### GIVEN TASK
Your answer should be a single number: how many lines in the data below hold the string "type".

----- PROVIDED RECORDS

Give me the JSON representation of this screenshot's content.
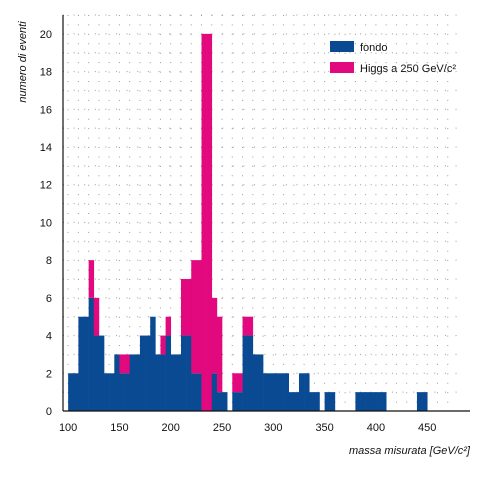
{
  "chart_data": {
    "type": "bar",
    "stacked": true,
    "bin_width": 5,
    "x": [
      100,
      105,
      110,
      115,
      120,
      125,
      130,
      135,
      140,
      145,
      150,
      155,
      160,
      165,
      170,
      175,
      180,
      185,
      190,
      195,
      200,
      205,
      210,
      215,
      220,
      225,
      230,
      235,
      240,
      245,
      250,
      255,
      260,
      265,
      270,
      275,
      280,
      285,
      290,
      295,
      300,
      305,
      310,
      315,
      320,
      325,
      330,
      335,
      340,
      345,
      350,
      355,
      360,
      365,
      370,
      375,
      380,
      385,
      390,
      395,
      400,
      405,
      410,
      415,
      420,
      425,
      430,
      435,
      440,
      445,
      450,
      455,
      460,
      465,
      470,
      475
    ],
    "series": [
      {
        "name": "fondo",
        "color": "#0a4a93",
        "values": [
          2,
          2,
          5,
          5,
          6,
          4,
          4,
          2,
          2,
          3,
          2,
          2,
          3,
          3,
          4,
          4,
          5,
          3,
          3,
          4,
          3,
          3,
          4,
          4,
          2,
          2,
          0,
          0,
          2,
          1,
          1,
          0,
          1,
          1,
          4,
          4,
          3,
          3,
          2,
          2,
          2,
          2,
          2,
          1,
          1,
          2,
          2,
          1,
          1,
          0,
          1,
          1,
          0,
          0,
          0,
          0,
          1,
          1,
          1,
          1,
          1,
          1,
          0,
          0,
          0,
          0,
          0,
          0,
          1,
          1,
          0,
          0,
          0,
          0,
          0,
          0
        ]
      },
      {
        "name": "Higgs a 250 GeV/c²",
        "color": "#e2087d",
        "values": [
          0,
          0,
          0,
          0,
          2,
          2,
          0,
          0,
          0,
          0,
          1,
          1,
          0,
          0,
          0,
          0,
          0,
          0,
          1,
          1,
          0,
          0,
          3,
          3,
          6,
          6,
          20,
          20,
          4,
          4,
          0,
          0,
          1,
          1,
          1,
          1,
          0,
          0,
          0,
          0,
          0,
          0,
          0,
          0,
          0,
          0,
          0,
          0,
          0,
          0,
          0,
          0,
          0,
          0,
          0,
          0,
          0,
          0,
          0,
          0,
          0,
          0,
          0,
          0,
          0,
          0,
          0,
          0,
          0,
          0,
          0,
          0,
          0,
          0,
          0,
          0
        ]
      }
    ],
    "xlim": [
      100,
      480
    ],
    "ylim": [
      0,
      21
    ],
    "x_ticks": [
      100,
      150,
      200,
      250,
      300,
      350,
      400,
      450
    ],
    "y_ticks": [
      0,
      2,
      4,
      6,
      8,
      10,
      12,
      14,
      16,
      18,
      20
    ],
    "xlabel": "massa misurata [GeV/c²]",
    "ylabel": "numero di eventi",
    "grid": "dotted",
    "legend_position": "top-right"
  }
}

----------
----- PROVIDED RECORDS

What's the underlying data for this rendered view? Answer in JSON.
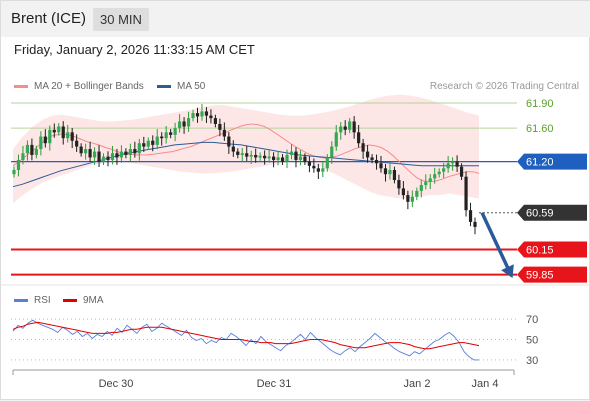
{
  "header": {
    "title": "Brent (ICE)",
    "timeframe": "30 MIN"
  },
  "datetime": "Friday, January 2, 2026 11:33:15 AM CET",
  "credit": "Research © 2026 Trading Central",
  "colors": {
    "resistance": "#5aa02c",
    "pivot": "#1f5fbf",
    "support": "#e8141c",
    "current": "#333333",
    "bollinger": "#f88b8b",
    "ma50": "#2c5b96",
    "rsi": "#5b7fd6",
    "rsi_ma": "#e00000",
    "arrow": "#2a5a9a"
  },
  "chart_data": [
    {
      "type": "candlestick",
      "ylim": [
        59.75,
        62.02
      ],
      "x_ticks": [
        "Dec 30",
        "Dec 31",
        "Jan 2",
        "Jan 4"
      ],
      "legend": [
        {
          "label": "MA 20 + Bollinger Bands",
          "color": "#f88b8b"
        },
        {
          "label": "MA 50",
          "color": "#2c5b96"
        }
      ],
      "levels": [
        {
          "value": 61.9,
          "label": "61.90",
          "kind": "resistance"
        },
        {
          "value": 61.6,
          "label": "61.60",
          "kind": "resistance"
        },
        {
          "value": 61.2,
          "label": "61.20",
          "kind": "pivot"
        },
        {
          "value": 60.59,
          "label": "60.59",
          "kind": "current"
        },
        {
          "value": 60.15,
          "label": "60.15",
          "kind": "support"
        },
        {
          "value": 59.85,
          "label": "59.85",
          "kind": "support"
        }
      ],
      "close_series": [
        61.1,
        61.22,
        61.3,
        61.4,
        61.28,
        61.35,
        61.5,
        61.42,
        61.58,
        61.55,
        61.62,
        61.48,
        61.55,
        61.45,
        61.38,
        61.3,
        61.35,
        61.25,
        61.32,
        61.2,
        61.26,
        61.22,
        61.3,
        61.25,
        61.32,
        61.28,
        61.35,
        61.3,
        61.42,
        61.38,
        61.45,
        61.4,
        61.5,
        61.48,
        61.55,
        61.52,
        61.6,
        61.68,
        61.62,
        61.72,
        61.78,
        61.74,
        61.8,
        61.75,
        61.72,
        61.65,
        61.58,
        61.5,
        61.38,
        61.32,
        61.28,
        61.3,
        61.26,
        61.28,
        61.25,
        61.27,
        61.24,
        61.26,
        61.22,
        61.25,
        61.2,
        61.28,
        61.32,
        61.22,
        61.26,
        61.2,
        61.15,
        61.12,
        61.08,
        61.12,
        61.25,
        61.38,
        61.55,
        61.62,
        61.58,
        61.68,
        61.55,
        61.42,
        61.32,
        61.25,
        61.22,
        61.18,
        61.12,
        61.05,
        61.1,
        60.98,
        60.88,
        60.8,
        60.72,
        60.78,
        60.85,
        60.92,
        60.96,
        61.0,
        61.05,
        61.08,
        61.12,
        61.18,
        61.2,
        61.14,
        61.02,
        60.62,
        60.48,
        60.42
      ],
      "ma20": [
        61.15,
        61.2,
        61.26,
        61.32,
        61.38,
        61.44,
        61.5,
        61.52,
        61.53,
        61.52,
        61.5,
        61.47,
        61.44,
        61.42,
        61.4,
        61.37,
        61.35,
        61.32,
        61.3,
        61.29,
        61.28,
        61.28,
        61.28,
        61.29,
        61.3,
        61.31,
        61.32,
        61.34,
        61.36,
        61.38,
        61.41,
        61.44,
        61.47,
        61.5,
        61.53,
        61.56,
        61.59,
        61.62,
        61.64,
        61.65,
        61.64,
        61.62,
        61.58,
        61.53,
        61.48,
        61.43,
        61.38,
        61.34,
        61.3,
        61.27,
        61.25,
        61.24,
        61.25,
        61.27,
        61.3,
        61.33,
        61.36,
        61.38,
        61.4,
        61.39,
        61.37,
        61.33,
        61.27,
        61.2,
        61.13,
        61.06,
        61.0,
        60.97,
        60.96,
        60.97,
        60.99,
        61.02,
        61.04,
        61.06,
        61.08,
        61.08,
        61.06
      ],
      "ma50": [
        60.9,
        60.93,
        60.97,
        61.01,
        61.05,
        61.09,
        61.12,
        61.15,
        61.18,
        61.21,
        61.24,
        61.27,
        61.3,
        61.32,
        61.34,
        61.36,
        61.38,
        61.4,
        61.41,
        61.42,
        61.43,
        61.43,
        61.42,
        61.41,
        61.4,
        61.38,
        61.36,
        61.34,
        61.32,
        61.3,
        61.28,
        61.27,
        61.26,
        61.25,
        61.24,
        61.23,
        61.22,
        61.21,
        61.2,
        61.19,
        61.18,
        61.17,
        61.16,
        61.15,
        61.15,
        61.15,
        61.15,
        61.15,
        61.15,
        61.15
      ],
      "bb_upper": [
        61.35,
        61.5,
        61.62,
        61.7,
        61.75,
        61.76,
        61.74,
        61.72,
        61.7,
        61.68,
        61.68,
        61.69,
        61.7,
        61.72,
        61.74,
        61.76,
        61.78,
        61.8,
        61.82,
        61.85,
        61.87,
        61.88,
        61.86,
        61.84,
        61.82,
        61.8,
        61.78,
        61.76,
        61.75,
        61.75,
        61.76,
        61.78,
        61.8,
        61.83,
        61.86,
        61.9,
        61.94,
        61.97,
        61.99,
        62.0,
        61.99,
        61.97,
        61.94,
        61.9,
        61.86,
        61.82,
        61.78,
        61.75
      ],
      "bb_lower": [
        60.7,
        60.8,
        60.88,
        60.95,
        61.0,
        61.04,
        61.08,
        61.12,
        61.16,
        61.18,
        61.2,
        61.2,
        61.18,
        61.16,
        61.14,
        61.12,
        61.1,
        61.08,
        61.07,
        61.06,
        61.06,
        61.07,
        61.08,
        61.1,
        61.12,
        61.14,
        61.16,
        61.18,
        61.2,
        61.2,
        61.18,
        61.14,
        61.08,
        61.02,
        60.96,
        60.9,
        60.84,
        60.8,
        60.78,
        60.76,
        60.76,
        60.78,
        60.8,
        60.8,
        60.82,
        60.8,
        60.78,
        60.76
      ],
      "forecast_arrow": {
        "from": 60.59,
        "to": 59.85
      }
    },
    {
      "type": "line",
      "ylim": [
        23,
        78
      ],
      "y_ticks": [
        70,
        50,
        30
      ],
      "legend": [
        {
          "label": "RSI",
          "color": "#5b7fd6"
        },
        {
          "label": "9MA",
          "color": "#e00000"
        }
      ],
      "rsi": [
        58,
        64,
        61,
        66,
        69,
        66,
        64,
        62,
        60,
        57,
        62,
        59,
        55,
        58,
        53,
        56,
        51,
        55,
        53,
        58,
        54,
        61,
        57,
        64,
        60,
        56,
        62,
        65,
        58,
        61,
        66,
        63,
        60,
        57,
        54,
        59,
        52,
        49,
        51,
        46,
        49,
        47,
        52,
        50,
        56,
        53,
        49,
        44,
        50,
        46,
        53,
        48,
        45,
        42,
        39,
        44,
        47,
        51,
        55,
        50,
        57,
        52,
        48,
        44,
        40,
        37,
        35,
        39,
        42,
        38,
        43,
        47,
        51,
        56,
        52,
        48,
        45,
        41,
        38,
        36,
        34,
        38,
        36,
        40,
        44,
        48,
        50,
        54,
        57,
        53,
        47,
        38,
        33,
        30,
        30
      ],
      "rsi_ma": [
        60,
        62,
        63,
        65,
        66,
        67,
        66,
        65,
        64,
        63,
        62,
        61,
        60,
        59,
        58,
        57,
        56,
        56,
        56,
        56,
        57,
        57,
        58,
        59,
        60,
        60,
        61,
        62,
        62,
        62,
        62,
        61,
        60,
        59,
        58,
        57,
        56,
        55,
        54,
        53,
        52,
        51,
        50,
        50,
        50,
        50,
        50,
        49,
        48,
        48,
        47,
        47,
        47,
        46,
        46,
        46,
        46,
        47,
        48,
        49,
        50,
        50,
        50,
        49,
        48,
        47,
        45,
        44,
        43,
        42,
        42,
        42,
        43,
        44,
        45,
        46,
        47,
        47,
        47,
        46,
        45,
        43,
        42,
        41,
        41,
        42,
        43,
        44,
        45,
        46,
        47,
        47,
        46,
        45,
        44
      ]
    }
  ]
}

----------

### SOLUTION TO THIS TASK
3